Document segment
Unconventional Hydrocarbons Today with a Shale Gas/Oil Focus
Contrary to conventional natural gas, where 75% of known reserves are concentrated in a number of key regions, such as the Middle East, Russia, China, and the Commonwealth of Independent States (CIS), unconventional gas occurs worldwide (US EIA 2013b). In the United States and Canada, declines in the production of conventional hydrocarbon reserves are being countered by increasing exploitation of unconventional hydrocarbon deposits within shale resource plays (Fig. 1b).
Exploitation of unconventional forms of gas and oil and the rapid shift from the dominance of traditional producers to plentiful domestic resources in many countries represent the dawn of a new era in global energy. On the positive side, there is the potential for job creation, business revitalization, the creation of markets for new by-products, greater energy independence, and newfound wealth for land owners, municipalities, and governments that hold subsurface mineral rights. On the negative side, stresses on communities, housing availability and cost, and potential health effects are legitimate issues that can impede progress and thwart development.
Environmental impacts may be the most challenging issues when considering prospects for unconventional gas development. Potential impacts include problems with water availability and usage, induced seismicity from fracking and disposal, potential groundwater contamination, surface spills, air-quality problems, road infrastructure and maintenance issues, the treatment and disposal of flowback waters, and fluxes of greenhouse gases to the atmosphere. Best-practice protocols do exist, and better governmental regulation, informed by further studies, will provide a framework to which all operators can conform (Richardson et al. 2013).

Task objective
Put this sentence from the shale gas passage into Spanish: "Environmental impacts may be the most challenging issues when considering prospects for unconventional gas development." You won't need the listing for any of this.

Source data
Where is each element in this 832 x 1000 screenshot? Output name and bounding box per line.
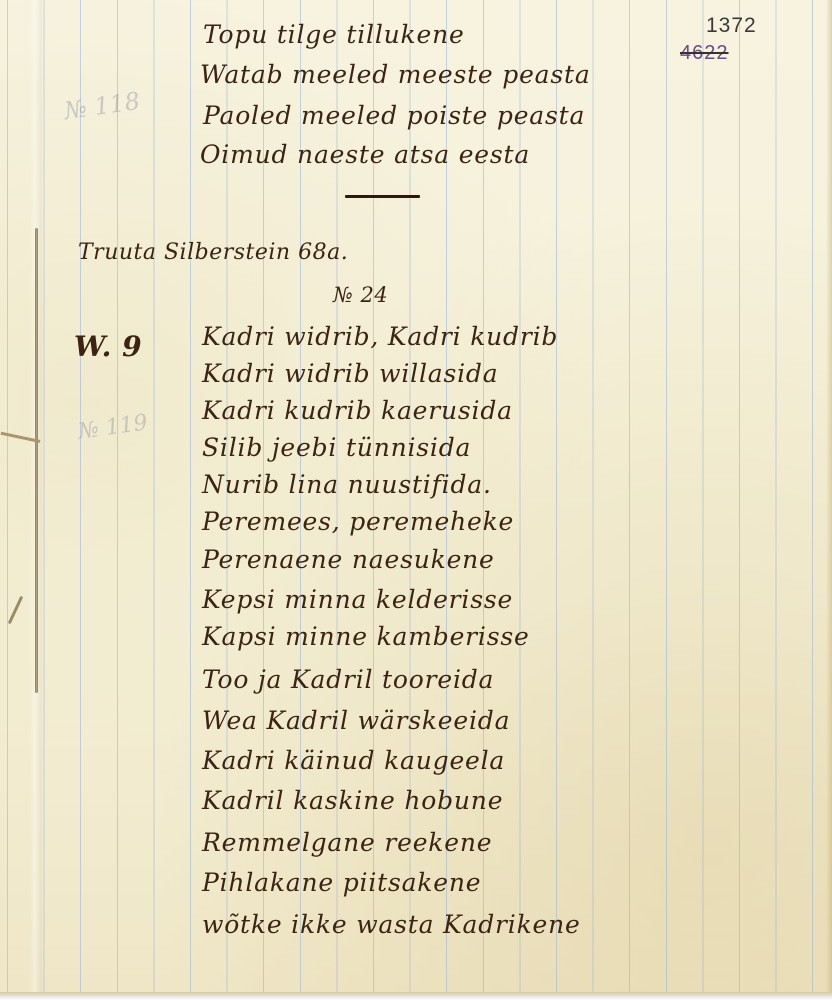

Output of the exercise
Los impactos ambientales pueden ser los problemas más difíciles al considerar las perspectivas del desarrollo del gas no convencional.